Saved data entries:
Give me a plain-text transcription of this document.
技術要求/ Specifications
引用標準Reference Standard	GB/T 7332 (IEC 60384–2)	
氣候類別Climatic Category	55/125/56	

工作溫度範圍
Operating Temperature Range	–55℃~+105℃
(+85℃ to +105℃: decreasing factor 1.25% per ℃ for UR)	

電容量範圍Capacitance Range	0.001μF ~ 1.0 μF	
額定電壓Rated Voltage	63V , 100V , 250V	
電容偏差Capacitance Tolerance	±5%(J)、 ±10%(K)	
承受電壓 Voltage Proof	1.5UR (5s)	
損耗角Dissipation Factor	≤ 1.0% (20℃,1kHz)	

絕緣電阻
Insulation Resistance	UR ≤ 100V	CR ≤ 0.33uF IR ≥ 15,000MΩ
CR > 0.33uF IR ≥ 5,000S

● Exercise instructions:
Copy out all of the lines above exactly.

● Reply:
Give me a plain-text transcription of this document.
技術要求/ Specifications
引用標準Reference Standard	GB/T 7332 (IEC 60384–2)	
氣候類別Climatic Category	55/125/56	

工作溫度範圍
Operating Temperature Range	–55℃~+105℃
(+85℃ to +105℃: decreasing factor 1.25% per ℃ for UR)	

電容量範圍Capacitance Range	0.001μF ~ 1.0 μF	
額定電壓Rated Voltage	63V , 100V , 250V	
電容偏差Capacitance Tolerance	±5%(J)、 ±10%(K)	
承受電壓 Voltage Proof	1.5UR (5s)	
損耗角Dissipation Factor	≤ 1.0% (20℃,1kHz)	

絕緣電阻
Insulation Resistance	UR ≤ 100V	CR ≤ 0.33uF IR ≥ 15,000MΩ
CR > 0.33uF IR ≥ 5,000S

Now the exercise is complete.